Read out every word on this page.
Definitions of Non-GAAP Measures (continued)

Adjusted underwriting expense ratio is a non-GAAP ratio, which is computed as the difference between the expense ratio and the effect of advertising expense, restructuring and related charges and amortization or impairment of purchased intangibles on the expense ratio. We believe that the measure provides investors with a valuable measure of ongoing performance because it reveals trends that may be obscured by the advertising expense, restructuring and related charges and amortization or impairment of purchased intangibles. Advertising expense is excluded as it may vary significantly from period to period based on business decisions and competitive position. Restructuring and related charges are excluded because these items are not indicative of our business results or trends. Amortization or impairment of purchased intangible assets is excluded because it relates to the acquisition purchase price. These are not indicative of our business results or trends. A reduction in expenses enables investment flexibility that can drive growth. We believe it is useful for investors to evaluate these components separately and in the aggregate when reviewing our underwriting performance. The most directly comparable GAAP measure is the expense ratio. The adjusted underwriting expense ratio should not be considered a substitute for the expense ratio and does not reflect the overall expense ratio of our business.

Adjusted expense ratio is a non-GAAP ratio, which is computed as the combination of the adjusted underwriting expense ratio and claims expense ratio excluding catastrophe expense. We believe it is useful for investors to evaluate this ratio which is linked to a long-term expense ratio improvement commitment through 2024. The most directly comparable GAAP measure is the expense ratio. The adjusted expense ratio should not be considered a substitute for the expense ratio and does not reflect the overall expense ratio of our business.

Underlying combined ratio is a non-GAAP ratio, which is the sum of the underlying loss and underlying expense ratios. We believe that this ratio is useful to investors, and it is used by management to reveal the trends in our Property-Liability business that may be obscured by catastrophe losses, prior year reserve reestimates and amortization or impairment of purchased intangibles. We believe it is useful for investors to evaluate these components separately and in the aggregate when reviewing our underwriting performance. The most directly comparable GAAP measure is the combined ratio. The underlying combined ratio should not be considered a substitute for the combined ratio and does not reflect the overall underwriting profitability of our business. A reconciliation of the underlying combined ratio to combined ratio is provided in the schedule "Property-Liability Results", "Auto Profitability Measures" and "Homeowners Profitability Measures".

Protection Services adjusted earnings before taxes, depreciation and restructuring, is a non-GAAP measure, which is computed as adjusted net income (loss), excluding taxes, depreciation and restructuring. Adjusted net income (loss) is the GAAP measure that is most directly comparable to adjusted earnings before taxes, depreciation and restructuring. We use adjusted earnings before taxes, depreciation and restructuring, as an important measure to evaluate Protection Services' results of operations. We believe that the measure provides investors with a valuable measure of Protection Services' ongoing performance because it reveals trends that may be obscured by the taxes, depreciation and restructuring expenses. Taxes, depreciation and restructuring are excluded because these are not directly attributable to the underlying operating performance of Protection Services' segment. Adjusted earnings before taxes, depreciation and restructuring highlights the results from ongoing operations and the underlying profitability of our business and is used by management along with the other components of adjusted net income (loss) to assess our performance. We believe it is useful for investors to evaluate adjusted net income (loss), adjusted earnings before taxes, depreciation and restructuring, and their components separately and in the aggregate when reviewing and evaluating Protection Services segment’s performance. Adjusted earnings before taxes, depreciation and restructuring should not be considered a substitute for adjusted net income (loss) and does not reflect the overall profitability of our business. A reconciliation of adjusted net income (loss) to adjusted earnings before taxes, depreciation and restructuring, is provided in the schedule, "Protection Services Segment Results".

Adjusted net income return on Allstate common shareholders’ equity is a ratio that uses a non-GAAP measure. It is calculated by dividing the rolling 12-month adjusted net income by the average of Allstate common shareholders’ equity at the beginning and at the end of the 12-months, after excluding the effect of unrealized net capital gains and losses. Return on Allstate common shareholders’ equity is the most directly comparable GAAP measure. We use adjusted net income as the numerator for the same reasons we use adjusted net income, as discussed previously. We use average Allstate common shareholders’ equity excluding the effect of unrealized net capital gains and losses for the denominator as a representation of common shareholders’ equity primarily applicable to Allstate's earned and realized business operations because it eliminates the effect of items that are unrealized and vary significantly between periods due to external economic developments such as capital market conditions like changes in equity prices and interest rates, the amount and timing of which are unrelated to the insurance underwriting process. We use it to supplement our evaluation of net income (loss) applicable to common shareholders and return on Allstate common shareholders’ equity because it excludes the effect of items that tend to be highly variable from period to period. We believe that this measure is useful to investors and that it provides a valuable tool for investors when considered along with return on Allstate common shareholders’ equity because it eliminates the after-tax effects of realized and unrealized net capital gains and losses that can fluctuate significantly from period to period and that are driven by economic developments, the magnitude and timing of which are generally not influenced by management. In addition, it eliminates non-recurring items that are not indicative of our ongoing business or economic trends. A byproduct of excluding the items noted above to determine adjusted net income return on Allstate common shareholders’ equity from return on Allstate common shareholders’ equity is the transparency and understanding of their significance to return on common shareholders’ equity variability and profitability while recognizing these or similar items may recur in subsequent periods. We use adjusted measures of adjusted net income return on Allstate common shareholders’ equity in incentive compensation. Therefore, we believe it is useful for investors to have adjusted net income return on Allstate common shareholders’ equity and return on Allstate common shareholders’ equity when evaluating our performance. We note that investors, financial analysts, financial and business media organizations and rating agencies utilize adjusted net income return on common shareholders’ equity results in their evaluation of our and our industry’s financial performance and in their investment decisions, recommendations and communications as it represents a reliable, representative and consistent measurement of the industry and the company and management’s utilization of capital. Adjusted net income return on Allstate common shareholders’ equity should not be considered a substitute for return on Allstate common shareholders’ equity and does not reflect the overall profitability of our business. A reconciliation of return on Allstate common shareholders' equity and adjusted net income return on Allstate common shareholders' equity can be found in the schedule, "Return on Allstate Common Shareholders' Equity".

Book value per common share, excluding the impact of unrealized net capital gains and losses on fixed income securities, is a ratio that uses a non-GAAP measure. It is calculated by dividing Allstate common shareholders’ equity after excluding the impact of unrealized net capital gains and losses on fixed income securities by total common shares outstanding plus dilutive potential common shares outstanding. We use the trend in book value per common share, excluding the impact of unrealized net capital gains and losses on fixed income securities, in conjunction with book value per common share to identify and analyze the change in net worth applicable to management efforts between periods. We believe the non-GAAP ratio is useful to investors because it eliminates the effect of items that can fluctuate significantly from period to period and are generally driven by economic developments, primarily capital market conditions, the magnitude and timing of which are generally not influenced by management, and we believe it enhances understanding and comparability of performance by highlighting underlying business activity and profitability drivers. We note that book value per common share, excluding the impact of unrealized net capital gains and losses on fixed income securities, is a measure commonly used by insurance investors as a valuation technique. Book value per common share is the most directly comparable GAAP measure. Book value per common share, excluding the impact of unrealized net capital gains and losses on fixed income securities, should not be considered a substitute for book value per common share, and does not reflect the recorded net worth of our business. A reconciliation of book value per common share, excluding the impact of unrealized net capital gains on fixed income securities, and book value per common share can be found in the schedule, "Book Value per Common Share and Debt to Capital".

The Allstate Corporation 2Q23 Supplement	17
━━━━━━━━
■ The exercise: Restate the listing above word for word.

■ The answer:
Read out every word on this page.
Definitions of Non-GAAP Measures (continued)

Adjusted underwriting expense ratio is a non-GAAP ratio, which is computed as the difference between the expense ratio and the effect of advertising expense, restructuring and related charges and amortization or impairment of purchased intangibles on the expense ratio. We believe that the measure provides investors with a valuable measure of ongoing performance because it reveals trends that may be obscured by the advertising expense, restructuring and related charges and amortization or impairment of purchased intangibles. Advertising expense is excluded as it may vary significantly from period to period based on business decisions and competitive position. Restructuring and related charges are excluded because these items are not indicative of our business results or trends. Amortization or impairment of purchased intangible assets is excluded because it relates to the acquisition purchase price. These are not indicative of our business results or trends. A reduction in expenses enables investment flexibility that can drive growth. We believe it is useful for investors to evaluate these components separately and in the aggregate when reviewing our underwriting performance. The most directly comparable GAAP measure is the expense ratio. The adjusted underwriting expense ratio should not be considered a substitute for the expense ratio and does not reflect the overall expense ratio of our business.

Adjusted expense ratio is a non-GAAP ratio, which is computed as the combination of the adjusted underwriting expense ratio and claims expense ratio excluding catastrophe expense. We believe it is useful for investors to evaluate this ratio which is linked to a long-term expense ratio improvement commitment through 2024. The most directly comparable GAAP measure is the expense ratio. The adjusted expense ratio should not be considered a substitute for the expense ratio and does not reflect the overall expense ratio of our business.

Underlying combined ratio is a non-GAAP ratio, which is the sum of the underlying loss and underlying expense ratios. We believe that this ratio is useful to investors, and it is used by management to reveal the trends in our Property-Liability business that may be obscured by catastrophe losses, prior year reserve reestimates and amortization or impairment of purchased intangibles. We believe it is useful for investors to evaluate these components separately and in the aggregate when reviewing our underwriting performance. The most directly comparable GAAP measure is the combined ratio. The underlying combined ratio should not be considered a substitute for the combined ratio and does not reflect the overall underwriting profitability of our business. A reconciliation of the underlying combined ratio to combined ratio is provided in the schedule "Property-Liability Results", "Auto Profitability Measures" and "Homeowners Profitability Measures".

Protection Services adjusted earnings before taxes, depreciation and restructuring, is a non-GAAP measure, which is computed as adjusted net income (loss), excluding taxes, depreciation and restructuring. Adjusted net income (loss) is the GAAP measure that is most directly comparable to adjusted earnings before taxes, depreciation and restructuring. We use adjusted earnings before taxes, depreciation and restructuring, as an important measure to evaluate Protection Services' results of operations. We believe that the measure provides investors with a valuable measure of Protection Services' ongoing performance because it reveals trends that may be obscured by the taxes, depreciation and restructuring expenses. Taxes, depreciation and restructuring are excluded because these are not directly attributable to the underlying operating performance of Protection Services' segment. Adjusted earnings before taxes, depreciation and restructuring highlights the results from ongoing operations and the underlying profitability of our business and is used by management along with the other components of adjusted net income (loss) to assess our performance. We believe it is useful for investors to evaluate adjusted net income (loss), adjusted earnings before taxes, depreciation and restructuring, and their components separately and in the aggregate when reviewing and evaluating Protection Services segment’s performance. Adjusted earnings before taxes, depreciation and restructuring should not be considered a substitute for adjusted net income (loss) and does not reflect the overall profitability of our business. A reconciliation of adjusted net income (loss) to adjusted earnings before taxes, depreciation and restructuring, is provided in the schedule, "Protection Services Segment Results".

Adjusted net income return on Allstate common shareholders’ equity is a ratio that uses a non-GAAP measure. It is calculated by dividing the rolling 12-month adjusted net income by the average of Allstate common shareholders’ equity at the beginning and at the end of the 12-months, after excluding the effect of unrealized net capital gains and losses. Return on Allstate common shareholders’ equity is the most directly comparable GAAP measure. We use adjusted net income as the numerator for the same reasons we use adjusted net income, as discussed previously. We use average Allstate common shareholders’ equity excluding the effect of unrealized net capital gains and losses for the denominator as a representation of common shareholders’ equity primarily applicable to Allstate's earned and realized business operations because it eliminates the effect of items that are unrealized and vary significantly between periods due to external economic developments such as capital market conditions like changes in equity prices and interest rates, the amount and timing of which are unrelated to the insurance underwriting process. We use it to supplement our evaluation of net income (loss) applicable to common shareholders and return on Allstate common shareholders’ equity because it excludes the effect of items that tend to be highly variable from period to period. We believe that this measure is useful to investors and that it provides a valuable tool for investors when considered along with return on Allstate common shareholders’ equity because it eliminates the after-tax effects of realized and unrealized net capital gains and losses that can fluctuate significantly from period to period and that are driven by economic developments, the magnitude and timing of which are generally not influenced by management. In addition, it eliminates non-recurring items that are not indicative of our ongoing business or economic trends. A byproduct of excluding the items noted above to determine adjusted net income return on Allstate common shareholders’ equity from return on Allstate common shareholders’ equity is the transparency and understanding of their significance to return on common shareholders’ equity variability and profitability while recognizing these or similar items may recur in subsequent periods. We use adjusted measures of adjusted net income return on Allstate common shareholders’ equity in incentive compensation. Therefore, we believe it is useful for investors to have adjusted net income return on Allstate common shareholders’ equity and return on Allstate common shareholders’ equity when evaluating our performance. We note that investors, financial analysts, financial and business media organizations and rating agencies utilize adjusted net income return on common shareholders’ equity results in their evaluation of our and our industry’s financial performance and in their investment decisions, recommendations and communications as it represents a reliable, representative and consistent measurement of the industry and the company and management’s utilization of capital. Adjusted net income return on Allstate common shareholders’ equity should not be considered a substitute for return on Allstate common shareholders’ equity and does not reflect the overall profitability of our business. A reconciliation of return on Allstate common shareholders' equity and adjusted net income return on Allstate common shareholders' equity can be found in the schedule, "Return on Allstate Common Shareholders' Equity".

Book value per common share, excluding the impact of unrealized net capital gains and losses on fixed income securities, is a ratio that uses a non-GAAP measure. It is calculated by dividing Allstate common shareholders’ equity after excluding the impact of unrealized net capital gains and losses on fixed income securities by total common shares outstanding plus dilutive potential common shares outstanding. We use the trend in book value per common share, excluding the impact of unrealized net capital gains and losses on fixed income securities, in conjunction with book value per common share to identify and analyze the change in net worth applicable to management efforts between periods. We believe the non-GAAP ratio is useful to investors because it eliminates the effect of items that can fluctuate significantly from period to period and are generally driven by economic developments, primarily capital market conditions, the magnitude and timing of which are generally not influenced by management, and we believe it enhances understanding and comparability of performance by highlighting underlying business activity and profitability drivers. We note that book value per common share, excluding the impact of unrealized net capital gains and losses on fixed income securities, is a measure commonly used by insurance investors as a valuation technique. Book value per common share is the most directly comparable GAAP measure. Book value per common share, excluding the impact of unrealized net capital gains and losses on fixed income securities, should not be considered a substitute for book value per common share, and does not reflect the recorded net worth of our business. A reconciliation of book value per common share, excluding the impact of unrealized net capital gains on fixed income securities, and book value per common share can be found in the schedule, "Book Value per Common Share and Debt to Capital".

The Allstate Corporation 2Q23 Supplement	17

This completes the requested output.